▸ **MATERIAL FOR THE TASK**
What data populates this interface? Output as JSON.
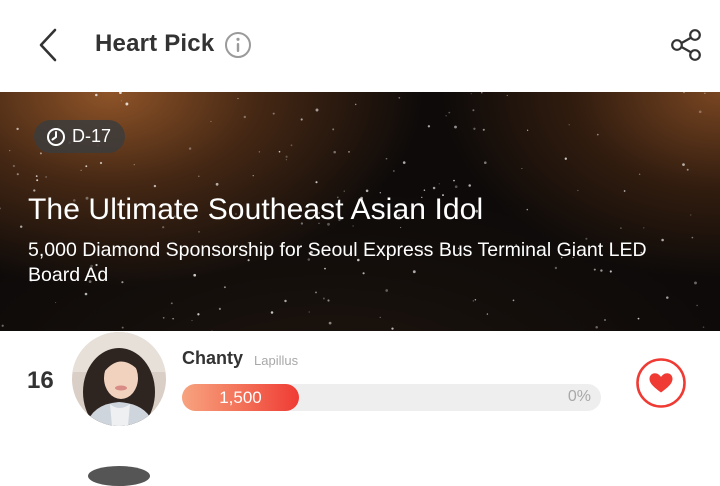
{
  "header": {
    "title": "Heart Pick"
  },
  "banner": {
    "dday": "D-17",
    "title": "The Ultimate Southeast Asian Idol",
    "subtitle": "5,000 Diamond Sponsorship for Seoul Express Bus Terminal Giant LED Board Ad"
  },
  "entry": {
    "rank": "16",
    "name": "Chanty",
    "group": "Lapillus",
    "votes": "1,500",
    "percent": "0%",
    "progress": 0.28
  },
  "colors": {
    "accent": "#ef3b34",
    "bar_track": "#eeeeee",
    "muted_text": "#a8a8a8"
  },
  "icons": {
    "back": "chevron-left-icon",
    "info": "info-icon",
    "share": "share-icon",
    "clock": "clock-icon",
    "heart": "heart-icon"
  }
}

--

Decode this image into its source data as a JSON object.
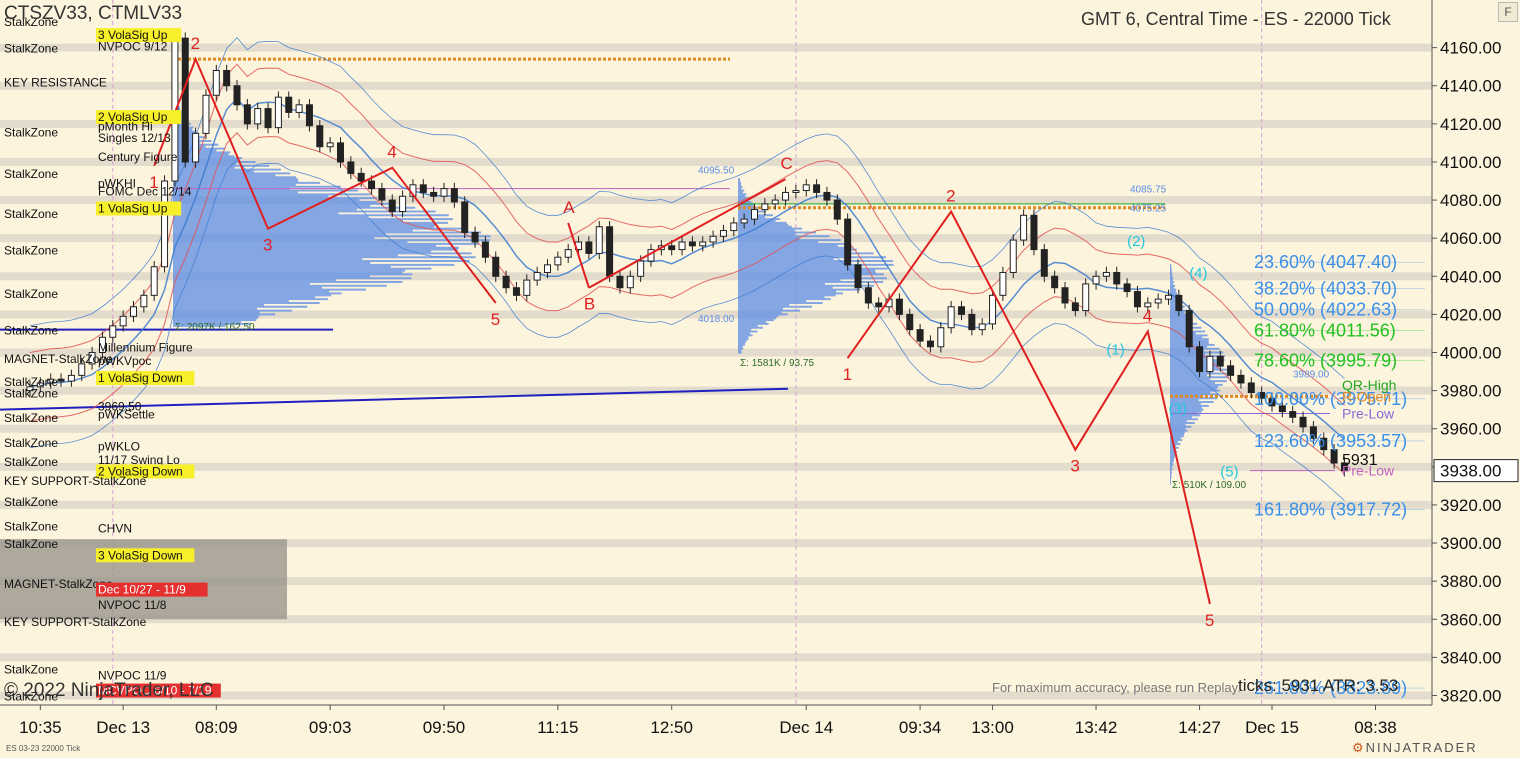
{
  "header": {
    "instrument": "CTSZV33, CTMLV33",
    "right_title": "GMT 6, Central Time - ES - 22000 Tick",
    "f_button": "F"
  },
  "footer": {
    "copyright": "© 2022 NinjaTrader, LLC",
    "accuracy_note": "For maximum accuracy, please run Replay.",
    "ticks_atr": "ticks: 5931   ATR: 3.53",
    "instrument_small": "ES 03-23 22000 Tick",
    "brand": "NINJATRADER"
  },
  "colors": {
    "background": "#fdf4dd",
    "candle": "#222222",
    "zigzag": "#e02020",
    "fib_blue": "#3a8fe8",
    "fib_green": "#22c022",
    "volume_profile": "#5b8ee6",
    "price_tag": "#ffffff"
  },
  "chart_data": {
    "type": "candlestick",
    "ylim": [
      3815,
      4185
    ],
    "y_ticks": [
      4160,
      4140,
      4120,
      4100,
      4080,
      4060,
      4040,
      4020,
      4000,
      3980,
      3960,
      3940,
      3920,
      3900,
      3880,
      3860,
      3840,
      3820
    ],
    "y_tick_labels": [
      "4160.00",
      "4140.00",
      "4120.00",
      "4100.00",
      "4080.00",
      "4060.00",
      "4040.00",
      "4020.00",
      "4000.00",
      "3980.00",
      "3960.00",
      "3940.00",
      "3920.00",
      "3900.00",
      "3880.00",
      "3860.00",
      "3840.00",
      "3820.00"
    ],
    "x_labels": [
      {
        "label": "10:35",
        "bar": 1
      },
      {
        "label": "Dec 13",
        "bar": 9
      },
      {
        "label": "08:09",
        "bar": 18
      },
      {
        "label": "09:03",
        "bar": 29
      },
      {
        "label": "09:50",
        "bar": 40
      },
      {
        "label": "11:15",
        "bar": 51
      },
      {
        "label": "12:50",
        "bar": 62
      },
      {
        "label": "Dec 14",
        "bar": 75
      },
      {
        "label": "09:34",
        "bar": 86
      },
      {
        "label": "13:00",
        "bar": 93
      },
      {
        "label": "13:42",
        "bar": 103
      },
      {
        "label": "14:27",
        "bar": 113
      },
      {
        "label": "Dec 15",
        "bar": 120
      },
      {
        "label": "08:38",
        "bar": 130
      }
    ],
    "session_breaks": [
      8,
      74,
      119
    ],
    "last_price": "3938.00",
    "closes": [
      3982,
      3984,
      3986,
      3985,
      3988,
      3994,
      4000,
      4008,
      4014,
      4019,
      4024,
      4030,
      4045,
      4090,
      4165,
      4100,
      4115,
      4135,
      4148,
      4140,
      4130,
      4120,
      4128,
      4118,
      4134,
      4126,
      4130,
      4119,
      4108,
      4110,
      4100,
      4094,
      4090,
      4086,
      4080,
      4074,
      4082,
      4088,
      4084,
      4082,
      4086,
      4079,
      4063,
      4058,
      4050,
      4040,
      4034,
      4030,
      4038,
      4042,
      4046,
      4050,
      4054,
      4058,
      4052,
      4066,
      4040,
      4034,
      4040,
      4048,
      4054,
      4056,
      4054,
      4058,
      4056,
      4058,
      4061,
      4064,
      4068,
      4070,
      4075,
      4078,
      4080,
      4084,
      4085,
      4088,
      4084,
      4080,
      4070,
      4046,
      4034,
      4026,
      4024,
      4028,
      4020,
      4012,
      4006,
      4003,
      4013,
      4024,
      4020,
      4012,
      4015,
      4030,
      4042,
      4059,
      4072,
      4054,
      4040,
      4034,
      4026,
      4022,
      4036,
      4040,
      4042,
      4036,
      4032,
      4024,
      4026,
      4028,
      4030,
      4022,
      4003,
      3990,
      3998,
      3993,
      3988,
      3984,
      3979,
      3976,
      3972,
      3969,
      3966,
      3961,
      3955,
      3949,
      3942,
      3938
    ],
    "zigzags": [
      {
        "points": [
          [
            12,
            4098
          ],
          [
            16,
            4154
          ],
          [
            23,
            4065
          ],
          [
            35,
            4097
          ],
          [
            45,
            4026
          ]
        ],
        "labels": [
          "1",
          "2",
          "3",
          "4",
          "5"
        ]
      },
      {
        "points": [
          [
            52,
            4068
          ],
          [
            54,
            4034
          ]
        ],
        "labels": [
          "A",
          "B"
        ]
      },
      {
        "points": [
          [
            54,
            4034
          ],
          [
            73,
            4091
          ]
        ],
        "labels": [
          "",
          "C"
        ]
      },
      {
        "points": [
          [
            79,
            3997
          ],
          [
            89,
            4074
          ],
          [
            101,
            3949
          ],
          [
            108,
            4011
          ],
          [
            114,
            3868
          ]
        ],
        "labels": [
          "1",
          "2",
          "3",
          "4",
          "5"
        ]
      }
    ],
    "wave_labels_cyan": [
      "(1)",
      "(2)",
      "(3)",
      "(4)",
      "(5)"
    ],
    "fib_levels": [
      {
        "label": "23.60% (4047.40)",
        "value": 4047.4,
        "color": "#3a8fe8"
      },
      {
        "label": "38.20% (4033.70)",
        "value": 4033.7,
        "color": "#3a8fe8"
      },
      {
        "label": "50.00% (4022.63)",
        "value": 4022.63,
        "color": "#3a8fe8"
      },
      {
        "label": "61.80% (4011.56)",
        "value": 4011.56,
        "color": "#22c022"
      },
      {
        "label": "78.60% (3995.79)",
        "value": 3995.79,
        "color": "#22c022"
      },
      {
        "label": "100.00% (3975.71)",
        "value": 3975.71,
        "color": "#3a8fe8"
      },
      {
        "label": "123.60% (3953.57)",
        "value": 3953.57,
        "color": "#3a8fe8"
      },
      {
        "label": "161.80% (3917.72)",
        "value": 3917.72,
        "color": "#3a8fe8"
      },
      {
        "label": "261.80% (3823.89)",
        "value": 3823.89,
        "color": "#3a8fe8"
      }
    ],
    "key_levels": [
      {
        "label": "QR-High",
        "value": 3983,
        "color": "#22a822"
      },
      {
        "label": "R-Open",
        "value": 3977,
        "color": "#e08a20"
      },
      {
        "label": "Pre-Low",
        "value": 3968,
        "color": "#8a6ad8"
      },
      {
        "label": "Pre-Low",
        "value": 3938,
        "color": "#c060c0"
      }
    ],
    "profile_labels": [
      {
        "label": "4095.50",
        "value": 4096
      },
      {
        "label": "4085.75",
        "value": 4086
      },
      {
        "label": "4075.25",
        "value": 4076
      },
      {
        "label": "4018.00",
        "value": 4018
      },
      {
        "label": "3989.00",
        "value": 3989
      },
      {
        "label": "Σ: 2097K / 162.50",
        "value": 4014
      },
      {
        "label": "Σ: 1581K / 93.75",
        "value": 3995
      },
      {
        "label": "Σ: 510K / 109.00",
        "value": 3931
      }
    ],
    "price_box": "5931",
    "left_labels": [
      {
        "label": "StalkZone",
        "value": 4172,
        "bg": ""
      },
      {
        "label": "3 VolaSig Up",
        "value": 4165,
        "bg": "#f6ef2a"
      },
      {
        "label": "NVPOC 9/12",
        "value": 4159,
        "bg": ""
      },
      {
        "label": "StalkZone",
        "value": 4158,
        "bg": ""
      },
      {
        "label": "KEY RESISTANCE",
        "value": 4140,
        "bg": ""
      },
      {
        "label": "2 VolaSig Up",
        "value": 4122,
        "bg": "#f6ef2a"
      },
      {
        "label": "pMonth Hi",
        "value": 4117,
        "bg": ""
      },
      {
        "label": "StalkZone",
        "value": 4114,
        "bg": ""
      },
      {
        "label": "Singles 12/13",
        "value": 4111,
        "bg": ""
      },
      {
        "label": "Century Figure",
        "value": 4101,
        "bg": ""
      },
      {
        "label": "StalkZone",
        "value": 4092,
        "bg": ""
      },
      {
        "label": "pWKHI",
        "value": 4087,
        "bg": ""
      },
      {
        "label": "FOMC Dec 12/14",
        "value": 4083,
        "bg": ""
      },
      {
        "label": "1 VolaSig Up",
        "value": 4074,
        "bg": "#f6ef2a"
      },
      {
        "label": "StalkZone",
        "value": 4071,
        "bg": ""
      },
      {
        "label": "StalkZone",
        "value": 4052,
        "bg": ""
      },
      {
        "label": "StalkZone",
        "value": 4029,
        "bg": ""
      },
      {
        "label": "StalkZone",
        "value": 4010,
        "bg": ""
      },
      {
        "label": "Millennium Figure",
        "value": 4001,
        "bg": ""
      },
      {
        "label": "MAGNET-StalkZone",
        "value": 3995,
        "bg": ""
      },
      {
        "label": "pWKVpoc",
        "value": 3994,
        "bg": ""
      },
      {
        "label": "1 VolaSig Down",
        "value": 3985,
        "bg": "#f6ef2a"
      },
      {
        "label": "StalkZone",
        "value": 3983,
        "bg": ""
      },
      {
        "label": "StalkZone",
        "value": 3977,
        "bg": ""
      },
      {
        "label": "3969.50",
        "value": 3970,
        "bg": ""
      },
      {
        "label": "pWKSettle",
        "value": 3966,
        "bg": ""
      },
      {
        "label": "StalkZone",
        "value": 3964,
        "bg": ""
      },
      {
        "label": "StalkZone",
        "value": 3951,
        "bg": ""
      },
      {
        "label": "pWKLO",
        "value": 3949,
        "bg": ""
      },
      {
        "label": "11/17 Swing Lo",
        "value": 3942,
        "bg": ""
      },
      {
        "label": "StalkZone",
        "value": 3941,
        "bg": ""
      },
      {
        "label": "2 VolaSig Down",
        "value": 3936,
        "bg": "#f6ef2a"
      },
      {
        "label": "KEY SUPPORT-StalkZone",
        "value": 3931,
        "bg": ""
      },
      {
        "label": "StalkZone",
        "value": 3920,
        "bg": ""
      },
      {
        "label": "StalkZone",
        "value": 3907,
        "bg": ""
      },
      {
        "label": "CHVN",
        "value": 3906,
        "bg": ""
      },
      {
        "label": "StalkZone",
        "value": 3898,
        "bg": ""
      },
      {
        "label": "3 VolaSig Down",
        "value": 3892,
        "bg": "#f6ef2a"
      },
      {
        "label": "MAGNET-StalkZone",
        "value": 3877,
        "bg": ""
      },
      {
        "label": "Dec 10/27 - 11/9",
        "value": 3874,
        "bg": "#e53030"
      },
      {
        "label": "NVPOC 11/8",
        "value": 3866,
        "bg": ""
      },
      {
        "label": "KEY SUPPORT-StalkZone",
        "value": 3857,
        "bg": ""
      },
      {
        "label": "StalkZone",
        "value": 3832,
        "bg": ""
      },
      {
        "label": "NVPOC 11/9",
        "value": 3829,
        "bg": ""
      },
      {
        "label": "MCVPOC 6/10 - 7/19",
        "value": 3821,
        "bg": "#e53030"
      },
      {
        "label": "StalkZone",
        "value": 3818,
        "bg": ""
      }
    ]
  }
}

▸ **PROBLEM REQUIREMENTS**
Examine the listing and say how many of its lines contain the string "this". Give the number alone.

▸ **SOLUTION TO THE PROBLEM**
2